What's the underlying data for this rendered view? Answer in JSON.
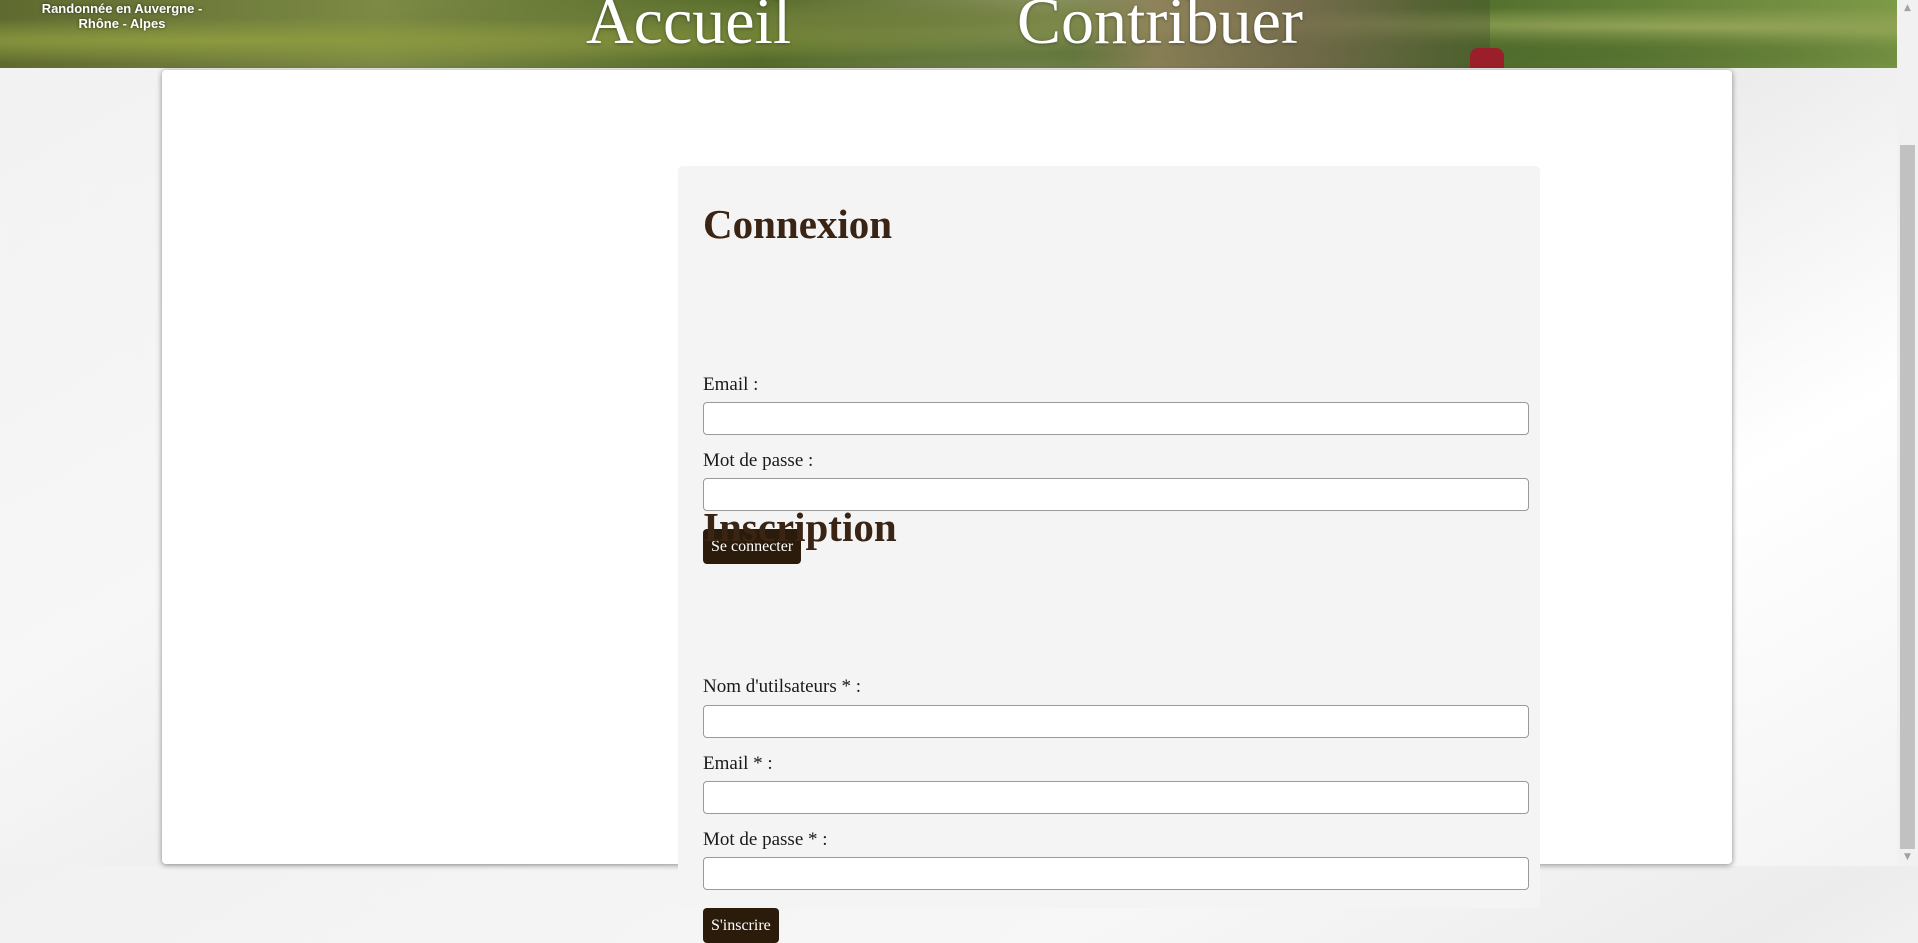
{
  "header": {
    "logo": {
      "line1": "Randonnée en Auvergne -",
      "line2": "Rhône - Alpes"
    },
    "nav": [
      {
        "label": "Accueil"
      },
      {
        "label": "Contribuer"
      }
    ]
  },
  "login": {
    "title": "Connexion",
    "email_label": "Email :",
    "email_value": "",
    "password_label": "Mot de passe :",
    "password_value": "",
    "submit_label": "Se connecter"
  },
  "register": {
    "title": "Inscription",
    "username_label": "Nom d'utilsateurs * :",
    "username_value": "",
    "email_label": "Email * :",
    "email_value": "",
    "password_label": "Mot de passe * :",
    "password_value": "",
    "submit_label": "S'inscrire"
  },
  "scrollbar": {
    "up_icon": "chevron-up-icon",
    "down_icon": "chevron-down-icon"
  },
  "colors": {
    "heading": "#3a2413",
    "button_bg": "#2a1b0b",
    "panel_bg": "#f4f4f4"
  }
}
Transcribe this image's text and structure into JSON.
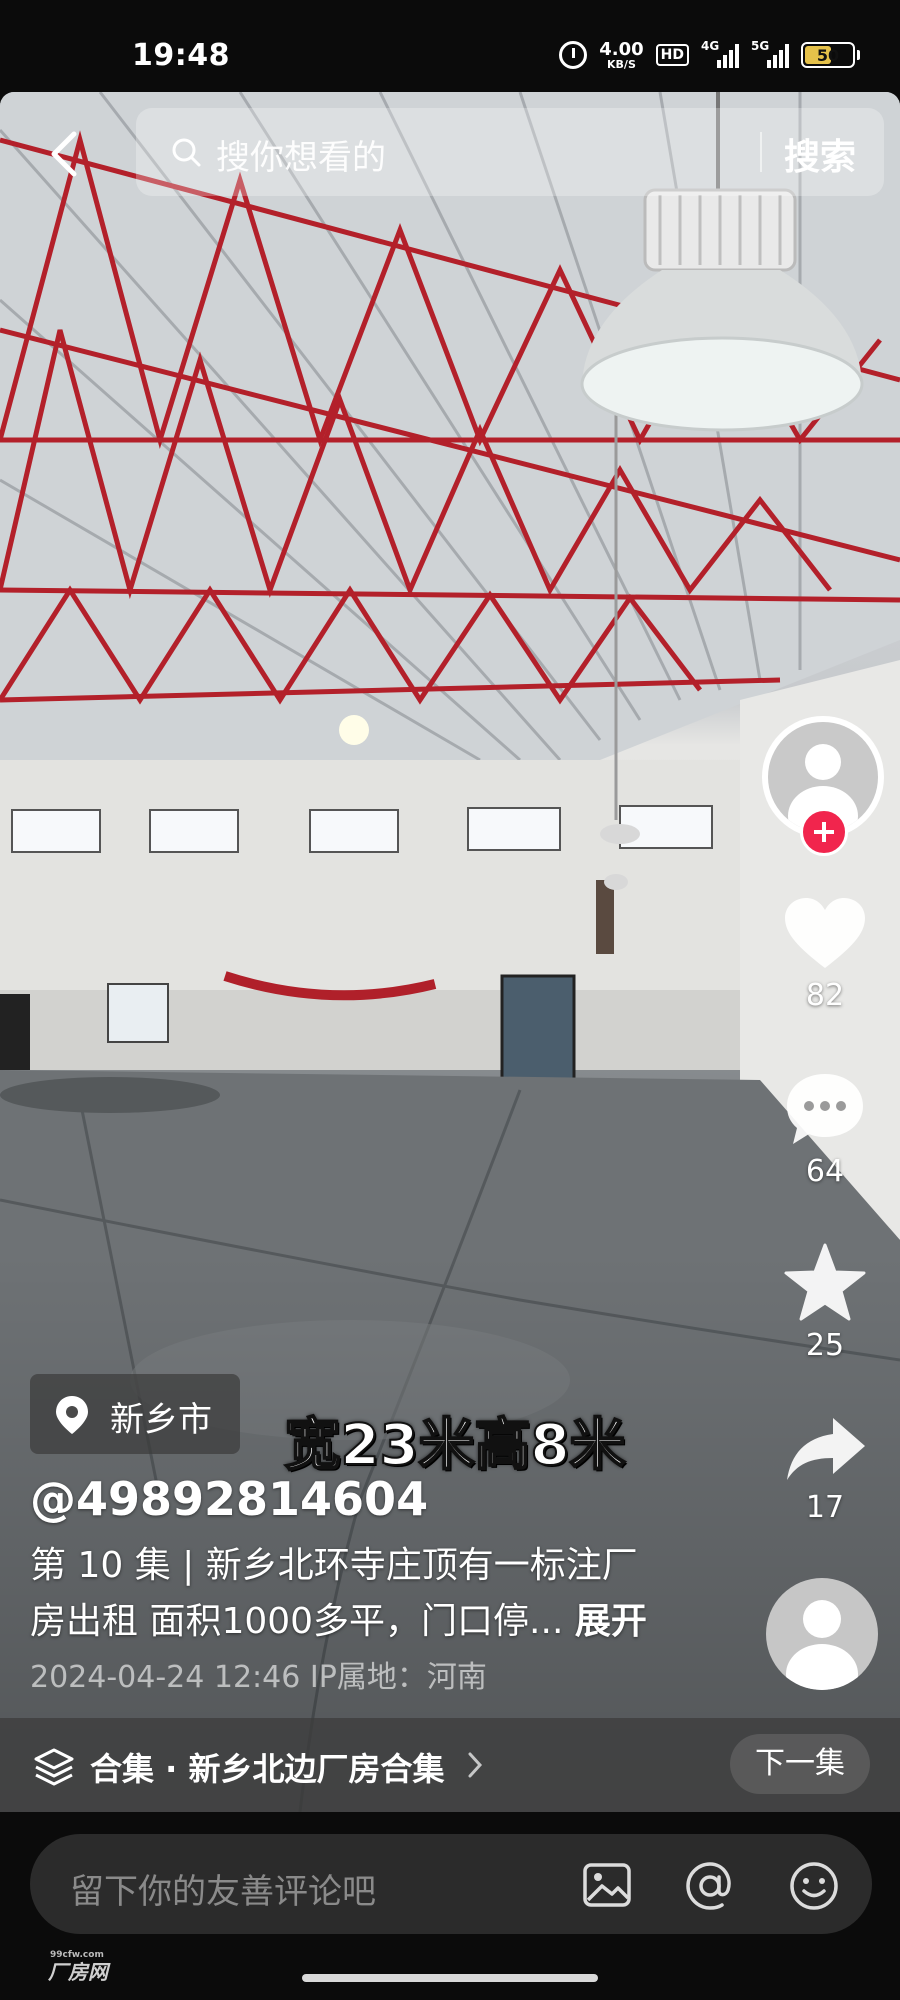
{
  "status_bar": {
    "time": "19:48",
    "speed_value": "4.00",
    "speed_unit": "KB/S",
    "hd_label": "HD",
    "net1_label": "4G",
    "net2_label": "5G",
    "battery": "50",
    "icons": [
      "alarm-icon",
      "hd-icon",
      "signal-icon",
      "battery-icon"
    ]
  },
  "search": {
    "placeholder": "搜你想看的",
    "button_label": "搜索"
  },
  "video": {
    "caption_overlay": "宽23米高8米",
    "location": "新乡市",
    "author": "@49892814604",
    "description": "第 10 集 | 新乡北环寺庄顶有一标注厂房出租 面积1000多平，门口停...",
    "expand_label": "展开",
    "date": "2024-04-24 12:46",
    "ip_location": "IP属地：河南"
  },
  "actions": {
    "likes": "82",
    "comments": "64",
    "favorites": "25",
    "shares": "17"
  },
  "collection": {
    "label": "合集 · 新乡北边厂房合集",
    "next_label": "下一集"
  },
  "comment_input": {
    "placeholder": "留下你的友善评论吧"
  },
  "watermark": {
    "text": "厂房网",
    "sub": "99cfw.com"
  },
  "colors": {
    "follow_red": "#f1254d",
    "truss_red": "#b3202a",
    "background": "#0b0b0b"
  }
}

> **Request**
Of the lines in this listing, how many contain "passe"? Reply with the number and nothing more.

> **The solution**
2